* **OBJECTIVE**: Make an exact copy of the records, dropping all pictures.

━━━━━━━━

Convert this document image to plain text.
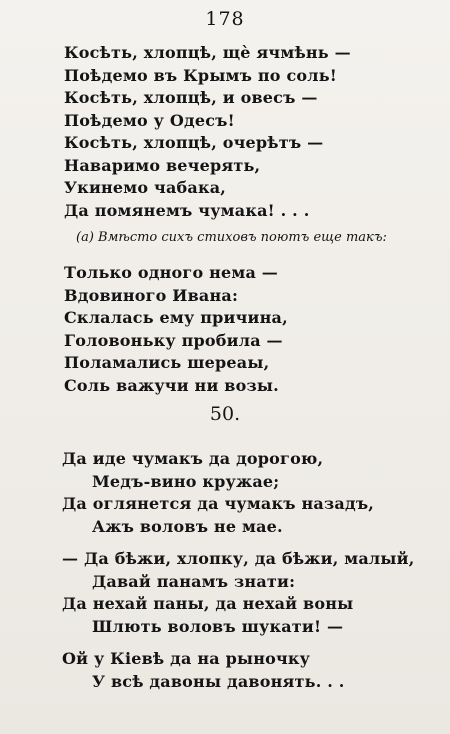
178
Косѣть, хлопцѣ, щѐ ячмѣнь —
Поѣдемо въ Крымъ по соль!
Косѣть, хлопцѣ, и овесъ —
Поѣдемо у Одесъ!
Косѣть, хлопцѣ, очерѣтъ —
Наваримо вечерять,
Укинемо чабака,
Да помянемъ чумака! . . .
(а) Вмѣсто сихъ стиховъ поютъ еще такъ:
Только одного нема —
Вдовиного Ивана:
Склалась ему причина,
Головоньку пробила —
Поламались шереаы,
Соль важучи ни возы.
50.
Да иде чумакъ да дорогою,
Медъ-вино кружае;
Да оглянется да чумакъ назадъ,
Ажъ воловъ не мае.
— Да бѣжи, хлопку, да бѣжи, малый,
Давай панамъ знати:
Да нехай паны, да нехай воны
Шлють воловъ шукати! —
Ой у Кіевѣ да на рыночку
У всѣ давоны давонять. . .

━━━━━━━━

* **WRITTEN ANSWER**:
Convert this document image to plain text.
178
Косѣть, хлопцѣ, щѐ ячмѣнь —
Поѣдемо въ Крымъ по соль!
Косѣть, хлопцѣ, и овесъ —
Поѣдемо у Одесъ!
Косѣть, хлопцѣ, очерѣтъ —
Наваримо вечерять,
Укинемо чабака,
Да помянемъ чумака! . . .
(а) Вмѣсто сихъ стиховъ поютъ еще такъ:
Только одного нема —
Вдовиного Ивана:
Склалась ему причина,
Головоньку пробила —
Поламались шереаы,
Соль важучи ни возы.
50.
Да иде чумакъ да дорогою,
Медъ-вино кружае;
Да оглянется да чумакъ назадъ,
Ажъ воловъ не мае.
— Да бѣжи, хлопку, да бѣжи, малый,
Давай панамъ знати:
Да нехай паны, да нехай воны
Шлють воловъ шукати! —
Ой у Кіевѣ да на рыночку
У всѣ давоны давонять. . .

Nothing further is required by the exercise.